[Excerpts from a figure dataset]:

==================================================

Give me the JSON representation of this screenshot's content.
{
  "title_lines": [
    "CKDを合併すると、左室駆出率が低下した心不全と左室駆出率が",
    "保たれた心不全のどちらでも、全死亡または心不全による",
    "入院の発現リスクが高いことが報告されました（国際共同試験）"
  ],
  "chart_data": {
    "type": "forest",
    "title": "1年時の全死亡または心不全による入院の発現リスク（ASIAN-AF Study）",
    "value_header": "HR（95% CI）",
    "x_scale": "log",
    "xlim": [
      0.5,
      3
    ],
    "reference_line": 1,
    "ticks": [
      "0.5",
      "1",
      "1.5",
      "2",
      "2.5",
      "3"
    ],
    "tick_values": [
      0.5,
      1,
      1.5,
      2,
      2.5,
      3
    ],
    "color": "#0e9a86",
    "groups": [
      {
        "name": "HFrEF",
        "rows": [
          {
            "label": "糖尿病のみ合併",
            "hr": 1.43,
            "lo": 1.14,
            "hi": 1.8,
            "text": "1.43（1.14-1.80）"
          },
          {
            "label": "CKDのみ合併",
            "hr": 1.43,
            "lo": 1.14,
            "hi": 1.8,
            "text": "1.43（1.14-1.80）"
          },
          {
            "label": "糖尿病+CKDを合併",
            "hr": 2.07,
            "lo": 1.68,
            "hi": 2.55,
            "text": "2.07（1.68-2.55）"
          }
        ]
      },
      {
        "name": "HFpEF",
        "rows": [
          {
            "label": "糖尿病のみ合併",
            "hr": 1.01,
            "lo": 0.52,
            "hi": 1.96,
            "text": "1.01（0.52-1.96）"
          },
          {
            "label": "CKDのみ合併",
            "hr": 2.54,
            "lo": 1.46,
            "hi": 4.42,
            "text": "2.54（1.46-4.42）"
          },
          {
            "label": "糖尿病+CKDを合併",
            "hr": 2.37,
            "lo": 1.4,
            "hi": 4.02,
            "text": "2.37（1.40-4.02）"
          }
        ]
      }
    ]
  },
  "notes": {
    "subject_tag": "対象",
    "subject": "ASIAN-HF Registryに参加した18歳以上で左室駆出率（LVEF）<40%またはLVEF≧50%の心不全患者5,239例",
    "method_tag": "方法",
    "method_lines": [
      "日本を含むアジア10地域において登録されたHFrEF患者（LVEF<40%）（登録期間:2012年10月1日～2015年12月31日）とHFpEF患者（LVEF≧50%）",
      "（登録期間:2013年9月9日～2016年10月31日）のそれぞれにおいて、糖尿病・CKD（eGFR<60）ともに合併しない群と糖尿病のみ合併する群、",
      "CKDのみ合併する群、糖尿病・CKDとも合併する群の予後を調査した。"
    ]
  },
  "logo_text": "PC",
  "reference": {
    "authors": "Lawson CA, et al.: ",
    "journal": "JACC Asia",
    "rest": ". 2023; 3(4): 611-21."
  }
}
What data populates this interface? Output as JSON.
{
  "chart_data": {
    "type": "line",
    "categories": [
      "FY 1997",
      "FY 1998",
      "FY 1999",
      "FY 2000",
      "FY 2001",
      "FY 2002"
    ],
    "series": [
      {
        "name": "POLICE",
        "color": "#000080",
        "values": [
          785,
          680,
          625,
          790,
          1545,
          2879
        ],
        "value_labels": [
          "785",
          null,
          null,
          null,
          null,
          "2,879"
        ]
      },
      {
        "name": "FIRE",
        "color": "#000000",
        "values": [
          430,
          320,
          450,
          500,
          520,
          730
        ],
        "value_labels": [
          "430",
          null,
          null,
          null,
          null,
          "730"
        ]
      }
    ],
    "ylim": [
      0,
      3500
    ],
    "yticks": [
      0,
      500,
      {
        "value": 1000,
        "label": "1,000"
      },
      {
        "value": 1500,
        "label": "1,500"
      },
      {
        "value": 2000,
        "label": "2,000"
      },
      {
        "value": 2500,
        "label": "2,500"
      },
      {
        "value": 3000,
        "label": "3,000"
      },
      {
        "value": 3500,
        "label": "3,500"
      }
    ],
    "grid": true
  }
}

==================================================

[Task to complete]:
Go through the material above line by line and copy it exactly.

[Correct output]:
Give me the JSON representation of this screenshot's content.
{
  "title_lines": [
    "CKDを合併すると、左室駆出率が低下した心不全と左室駆出率が",
    "保たれた心不全のどちらでも、全死亡または心不全による",
    "入院の発現リスクが高いことが報告されました（国際共同試験）"
  ],
  "chart_data": {
    "type": "forest",
    "title": "1年時の全死亡または心不全による入院の発現リスク（ASIAN-AF Study）",
    "value_header": "HR（95% CI）",
    "x_scale": "log",
    "xlim": [
      0.5,
      3
    ],
    "reference_line": 1,
    "ticks": [
      "0.5",
      "1",
      "1.5",
      "2",
      "2.5",
      "3"
    ],
    "tick_values": [
      0.5,
      1,
      1.5,
      2,
      2.5,
      3
    ],
    "color": "#0e9a86",
    "groups": [
      {
        "name": "HFrEF",
        "rows": [
          {
            "label": "糖尿病のみ合併",
            "hr": 1.43,
            "lo": 1.14,
            "hi": 1.8,
            "text": "1.43（1.14-1.80）"
          },
          {
            "label": "CKDのみ合併",
            "hr": 1.43,
            "lo": 1.14,
            "hi": 1.8,
            "text": "1.43（1.14-1.80）"
          },
          {
            "label": "糖尿病+CKDを合併",
            "hr": 2.07,
            "lo": 1.68,
            "hi": 2.55,
            "text": "2.07（1.68-2.55）"
          }
        ]
      },
      {
        "name": "HFpEF",
        "rows": [
          {
            "label": "糖尿病のみ合併",
            "hr": 1.01,
            "lo": 0.52,
            "hi": 1.96,
            "text": "1.01（0.52-1.96）"
          },
          {
            "label": "CKDのみ合併",
            "hr": 2.54,
            "lo": 1.46,
            "hi": 4.42,
            "text": "2.54（1.46-4.42）"
          },
          {
            "label": "糖尿病+CKDを合併",
            "hr": 2.37,
            "lo": 1.4,
            "hi": 4.02,
            "text": "2.37（1.40-4.02）"
          }
        ]
      }
    ]
  },
  "notes": {
    "subject_tag": "対象",
    "subject": "ASIAN-HF Registryに参加した18歳以上で左室駆出率（LVEF）<40%またはLVEF≧50%の心不全患者5,239例",
    "method_tag": "方法",
    "method_lines": [
      "日本を含むアジア10地域において登録されたHFrEF患者（LVEF<40%）（登録期間:2012年10月1日～2015年12月31日）とHFpEF患者（LVEF≧50%）",
      "（登録期間:2013年9月9日～2016年10月31日）のそれぞれにおいて、糖尿病・CKD（eGFR<60）ともに合併しない群と糖尿病のみ合併する群、",
      "CKDのみ合併する群、糖尿病・CKDとも合併する群の予後を調査した。"
    ]
  },
  "logo_text": "PC",
  "reference": {
    "authors": "Lawson CA, et al.: ",
    "journal": "JACC Asia",
    "rest": ". 2023; 3(4): 611-21."
  }
}
What data populates this interface? Output as JSON.
{
  "chart_data": {
    "type": "line",
    "categories": [
      "FY 1997",
      "FY 1998",
      "FY 1999",
      "FY 2000",
      "FY 2001",
      "FY 2002"
    ],
    "series": [
      {
        "name": "POLICE",
        "color": "#000080",
        "values": [
          785,
          680,
          625,
          790,
          1545,
          2879
        ],
        "value_labels": [
          "785",
          null,
          null,
          null,
          null,
          "2,879"
        ]
      },
      {
        "name": "FIRE",
        "color": "#000000",
        "values": [
          430,
          320,
          450,
          500,
          520,
          730
        ],
        "value_labels": [
          "430",
          null,
          null,
          null,
          null,
          "730"
        ]
      }
    ],
    "ylim": [
      0,
      3500
    ],
    "yticks": [
      0,
      500,
      {
        "value": 1000,
        "label": "1,000"
      },
      {
        "value": 1500,
        "label": "1,500"
      },
      {
        "value": 2000,
        "label": "2,000"
      },
      {
        "value": 2500,
        "label": "2,500"
      },
      {
        "value": 3000,
        "label": "3,000"
      },
      {
        "value": 3500,
        "label": "3,500"
      }
    ],
    "grid": true
  }
}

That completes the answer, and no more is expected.